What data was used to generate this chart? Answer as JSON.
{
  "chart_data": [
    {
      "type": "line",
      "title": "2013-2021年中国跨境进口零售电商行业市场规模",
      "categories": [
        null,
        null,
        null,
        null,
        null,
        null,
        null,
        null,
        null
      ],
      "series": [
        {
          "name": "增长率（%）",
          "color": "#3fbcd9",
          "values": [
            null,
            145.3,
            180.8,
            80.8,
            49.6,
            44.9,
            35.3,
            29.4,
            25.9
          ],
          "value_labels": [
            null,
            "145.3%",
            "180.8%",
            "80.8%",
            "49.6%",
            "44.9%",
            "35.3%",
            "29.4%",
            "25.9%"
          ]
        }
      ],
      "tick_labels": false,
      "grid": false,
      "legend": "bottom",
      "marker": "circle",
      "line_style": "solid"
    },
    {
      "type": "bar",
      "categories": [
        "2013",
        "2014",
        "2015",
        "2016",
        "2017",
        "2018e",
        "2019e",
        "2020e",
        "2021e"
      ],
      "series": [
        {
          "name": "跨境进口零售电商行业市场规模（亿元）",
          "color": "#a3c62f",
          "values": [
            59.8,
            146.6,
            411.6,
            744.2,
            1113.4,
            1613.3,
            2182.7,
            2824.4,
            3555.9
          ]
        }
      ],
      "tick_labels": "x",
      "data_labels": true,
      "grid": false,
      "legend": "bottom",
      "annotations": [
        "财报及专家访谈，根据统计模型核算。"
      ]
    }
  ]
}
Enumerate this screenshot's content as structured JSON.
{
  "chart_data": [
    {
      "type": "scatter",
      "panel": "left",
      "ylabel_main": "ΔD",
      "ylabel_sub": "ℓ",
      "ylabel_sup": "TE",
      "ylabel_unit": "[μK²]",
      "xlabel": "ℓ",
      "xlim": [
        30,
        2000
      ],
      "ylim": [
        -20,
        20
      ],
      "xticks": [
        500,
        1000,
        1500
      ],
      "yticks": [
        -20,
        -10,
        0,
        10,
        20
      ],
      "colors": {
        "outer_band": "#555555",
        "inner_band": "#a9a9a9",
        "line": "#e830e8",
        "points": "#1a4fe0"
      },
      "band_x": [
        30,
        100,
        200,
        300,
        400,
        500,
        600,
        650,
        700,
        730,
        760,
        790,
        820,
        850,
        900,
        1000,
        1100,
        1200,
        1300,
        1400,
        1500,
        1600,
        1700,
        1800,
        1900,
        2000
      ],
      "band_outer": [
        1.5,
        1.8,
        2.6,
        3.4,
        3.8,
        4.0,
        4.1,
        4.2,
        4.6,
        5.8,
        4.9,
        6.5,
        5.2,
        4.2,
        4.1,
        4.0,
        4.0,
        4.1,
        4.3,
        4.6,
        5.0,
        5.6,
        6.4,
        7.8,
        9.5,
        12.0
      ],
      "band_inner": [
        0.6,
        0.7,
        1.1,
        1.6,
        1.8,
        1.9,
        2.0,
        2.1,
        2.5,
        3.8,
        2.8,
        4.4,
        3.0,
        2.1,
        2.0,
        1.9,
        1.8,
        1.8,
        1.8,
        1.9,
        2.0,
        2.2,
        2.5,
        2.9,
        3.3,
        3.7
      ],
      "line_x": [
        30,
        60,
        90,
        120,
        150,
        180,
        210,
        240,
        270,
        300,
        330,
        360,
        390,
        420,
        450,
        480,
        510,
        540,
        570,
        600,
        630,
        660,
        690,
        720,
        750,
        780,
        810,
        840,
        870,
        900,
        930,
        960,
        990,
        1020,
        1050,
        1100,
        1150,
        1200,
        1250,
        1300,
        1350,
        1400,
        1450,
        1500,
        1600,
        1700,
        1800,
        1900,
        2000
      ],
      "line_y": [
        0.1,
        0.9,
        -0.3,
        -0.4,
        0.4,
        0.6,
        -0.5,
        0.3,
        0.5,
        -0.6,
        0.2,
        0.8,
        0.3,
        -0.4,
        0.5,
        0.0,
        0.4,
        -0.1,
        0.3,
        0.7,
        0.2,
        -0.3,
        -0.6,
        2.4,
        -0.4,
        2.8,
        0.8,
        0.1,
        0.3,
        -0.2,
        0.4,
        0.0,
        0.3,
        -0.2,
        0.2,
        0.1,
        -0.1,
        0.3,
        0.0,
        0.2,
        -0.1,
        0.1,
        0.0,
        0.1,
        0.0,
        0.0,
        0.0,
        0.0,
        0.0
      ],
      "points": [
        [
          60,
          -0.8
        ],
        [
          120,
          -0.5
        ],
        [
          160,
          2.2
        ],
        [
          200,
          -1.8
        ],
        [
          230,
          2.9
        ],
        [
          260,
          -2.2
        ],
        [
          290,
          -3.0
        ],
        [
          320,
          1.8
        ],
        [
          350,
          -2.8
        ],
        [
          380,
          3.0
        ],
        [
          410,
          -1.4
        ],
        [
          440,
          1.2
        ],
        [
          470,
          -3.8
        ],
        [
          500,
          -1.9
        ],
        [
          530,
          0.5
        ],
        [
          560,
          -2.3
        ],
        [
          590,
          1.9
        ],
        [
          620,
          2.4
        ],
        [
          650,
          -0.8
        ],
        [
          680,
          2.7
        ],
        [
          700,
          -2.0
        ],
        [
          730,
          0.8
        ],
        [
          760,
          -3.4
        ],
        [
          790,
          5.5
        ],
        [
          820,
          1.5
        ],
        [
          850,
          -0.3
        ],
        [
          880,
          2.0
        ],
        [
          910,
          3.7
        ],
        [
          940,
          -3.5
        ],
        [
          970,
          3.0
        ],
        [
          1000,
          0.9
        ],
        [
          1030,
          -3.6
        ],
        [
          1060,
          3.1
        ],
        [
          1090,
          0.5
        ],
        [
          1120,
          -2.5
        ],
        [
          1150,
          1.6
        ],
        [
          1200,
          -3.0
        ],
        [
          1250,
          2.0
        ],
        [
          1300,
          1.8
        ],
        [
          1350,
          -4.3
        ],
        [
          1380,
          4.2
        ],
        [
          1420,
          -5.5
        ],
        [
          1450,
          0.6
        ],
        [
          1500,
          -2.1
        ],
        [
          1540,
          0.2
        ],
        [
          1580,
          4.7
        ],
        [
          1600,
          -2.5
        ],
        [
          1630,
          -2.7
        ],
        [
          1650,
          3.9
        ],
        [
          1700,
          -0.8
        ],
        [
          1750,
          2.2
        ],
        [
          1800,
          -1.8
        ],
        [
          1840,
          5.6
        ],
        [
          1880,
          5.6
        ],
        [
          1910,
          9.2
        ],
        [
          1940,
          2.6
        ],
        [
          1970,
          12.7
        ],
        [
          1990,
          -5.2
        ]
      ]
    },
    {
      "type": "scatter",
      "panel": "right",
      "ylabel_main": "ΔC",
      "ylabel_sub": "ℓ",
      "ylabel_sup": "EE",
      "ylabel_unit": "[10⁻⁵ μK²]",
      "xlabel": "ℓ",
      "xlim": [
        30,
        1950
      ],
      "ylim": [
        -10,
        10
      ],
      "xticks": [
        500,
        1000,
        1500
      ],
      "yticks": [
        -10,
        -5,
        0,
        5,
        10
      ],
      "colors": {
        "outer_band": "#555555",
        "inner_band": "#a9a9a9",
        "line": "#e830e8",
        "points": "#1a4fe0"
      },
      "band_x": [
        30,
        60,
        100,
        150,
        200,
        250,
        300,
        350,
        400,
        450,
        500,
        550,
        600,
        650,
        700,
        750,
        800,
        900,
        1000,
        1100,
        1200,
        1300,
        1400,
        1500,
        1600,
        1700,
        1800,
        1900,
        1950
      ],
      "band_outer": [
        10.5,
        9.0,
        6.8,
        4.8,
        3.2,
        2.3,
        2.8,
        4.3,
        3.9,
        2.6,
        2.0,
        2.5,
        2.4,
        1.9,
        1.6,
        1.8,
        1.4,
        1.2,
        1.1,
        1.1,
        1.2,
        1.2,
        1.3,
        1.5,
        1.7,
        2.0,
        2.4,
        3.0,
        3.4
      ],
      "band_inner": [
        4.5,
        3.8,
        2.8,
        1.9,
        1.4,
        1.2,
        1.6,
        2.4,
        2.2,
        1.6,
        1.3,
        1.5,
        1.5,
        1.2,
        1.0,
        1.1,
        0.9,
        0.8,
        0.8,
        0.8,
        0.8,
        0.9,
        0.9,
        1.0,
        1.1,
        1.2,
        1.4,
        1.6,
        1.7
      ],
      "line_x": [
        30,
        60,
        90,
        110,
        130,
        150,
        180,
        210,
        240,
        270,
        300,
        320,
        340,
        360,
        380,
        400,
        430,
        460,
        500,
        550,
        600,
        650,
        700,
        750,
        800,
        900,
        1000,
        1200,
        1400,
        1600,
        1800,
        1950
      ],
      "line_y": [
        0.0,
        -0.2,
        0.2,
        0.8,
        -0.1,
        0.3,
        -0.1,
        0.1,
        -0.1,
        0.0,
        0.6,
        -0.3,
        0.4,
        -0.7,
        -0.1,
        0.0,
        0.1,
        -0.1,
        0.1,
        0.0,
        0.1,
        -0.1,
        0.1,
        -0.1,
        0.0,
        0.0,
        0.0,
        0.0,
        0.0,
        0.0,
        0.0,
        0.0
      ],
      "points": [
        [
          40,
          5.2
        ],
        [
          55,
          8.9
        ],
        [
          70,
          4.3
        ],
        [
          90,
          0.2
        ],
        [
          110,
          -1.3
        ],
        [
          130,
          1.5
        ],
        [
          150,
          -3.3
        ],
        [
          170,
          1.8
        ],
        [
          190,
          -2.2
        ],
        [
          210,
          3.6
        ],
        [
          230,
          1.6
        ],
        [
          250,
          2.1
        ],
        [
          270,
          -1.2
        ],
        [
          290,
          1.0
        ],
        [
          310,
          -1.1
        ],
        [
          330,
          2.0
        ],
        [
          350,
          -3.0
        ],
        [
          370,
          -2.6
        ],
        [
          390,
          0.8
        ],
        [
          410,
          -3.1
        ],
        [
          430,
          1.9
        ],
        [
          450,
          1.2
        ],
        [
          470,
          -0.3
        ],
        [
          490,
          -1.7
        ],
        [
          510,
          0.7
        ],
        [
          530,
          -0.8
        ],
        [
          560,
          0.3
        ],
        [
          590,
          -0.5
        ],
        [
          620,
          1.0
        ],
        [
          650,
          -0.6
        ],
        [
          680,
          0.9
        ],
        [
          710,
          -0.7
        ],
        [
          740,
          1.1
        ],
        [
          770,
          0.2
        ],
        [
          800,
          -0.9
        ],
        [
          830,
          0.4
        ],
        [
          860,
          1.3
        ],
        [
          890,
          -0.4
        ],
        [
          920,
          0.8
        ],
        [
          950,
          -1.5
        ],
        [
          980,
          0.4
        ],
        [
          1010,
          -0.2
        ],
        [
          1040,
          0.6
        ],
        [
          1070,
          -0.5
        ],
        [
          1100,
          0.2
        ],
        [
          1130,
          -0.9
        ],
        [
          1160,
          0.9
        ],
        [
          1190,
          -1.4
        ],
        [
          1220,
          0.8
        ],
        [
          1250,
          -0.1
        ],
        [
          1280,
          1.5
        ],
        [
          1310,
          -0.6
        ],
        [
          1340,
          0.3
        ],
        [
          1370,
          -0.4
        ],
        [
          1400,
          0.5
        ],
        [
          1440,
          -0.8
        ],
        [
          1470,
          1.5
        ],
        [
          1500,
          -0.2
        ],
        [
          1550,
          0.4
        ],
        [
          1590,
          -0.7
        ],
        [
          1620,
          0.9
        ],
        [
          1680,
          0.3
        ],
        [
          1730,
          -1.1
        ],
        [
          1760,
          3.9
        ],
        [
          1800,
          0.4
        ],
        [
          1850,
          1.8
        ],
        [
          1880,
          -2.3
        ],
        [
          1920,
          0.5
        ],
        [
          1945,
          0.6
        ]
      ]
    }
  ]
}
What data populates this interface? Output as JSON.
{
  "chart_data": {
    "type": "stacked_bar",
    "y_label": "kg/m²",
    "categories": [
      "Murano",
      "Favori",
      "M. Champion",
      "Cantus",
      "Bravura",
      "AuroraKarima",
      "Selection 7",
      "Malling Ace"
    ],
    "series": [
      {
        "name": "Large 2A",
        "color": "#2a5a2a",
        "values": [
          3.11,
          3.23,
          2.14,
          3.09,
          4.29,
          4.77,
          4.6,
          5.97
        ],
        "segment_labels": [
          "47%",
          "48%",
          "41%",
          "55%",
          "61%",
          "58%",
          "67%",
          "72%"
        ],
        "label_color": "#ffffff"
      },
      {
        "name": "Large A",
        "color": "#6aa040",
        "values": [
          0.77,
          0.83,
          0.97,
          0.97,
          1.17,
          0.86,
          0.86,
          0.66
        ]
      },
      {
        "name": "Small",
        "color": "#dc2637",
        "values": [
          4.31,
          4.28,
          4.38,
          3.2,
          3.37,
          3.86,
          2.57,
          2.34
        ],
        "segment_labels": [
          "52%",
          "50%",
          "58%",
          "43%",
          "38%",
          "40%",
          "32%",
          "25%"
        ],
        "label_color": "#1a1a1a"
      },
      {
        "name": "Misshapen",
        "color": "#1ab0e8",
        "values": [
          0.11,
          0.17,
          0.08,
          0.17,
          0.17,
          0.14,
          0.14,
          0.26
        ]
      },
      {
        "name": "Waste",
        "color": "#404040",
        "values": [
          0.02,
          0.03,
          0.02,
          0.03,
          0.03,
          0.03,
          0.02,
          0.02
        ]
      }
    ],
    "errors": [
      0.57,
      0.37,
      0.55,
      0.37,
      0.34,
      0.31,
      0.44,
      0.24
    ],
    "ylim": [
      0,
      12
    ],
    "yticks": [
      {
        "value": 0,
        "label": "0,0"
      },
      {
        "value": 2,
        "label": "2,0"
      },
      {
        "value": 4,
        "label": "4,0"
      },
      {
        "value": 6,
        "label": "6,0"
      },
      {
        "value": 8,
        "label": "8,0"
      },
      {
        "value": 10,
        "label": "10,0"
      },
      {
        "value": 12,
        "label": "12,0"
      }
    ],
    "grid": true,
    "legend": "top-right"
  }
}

——————

SHORT EXERCISE:
Pick out each line in the material containing "JSON".

EXERCISE ANSWER:
What data was used to generate this chart? Answer as JSON.
Enumerate this screenshot's content as structured JSON.
What data populates this interface? Output as JSON.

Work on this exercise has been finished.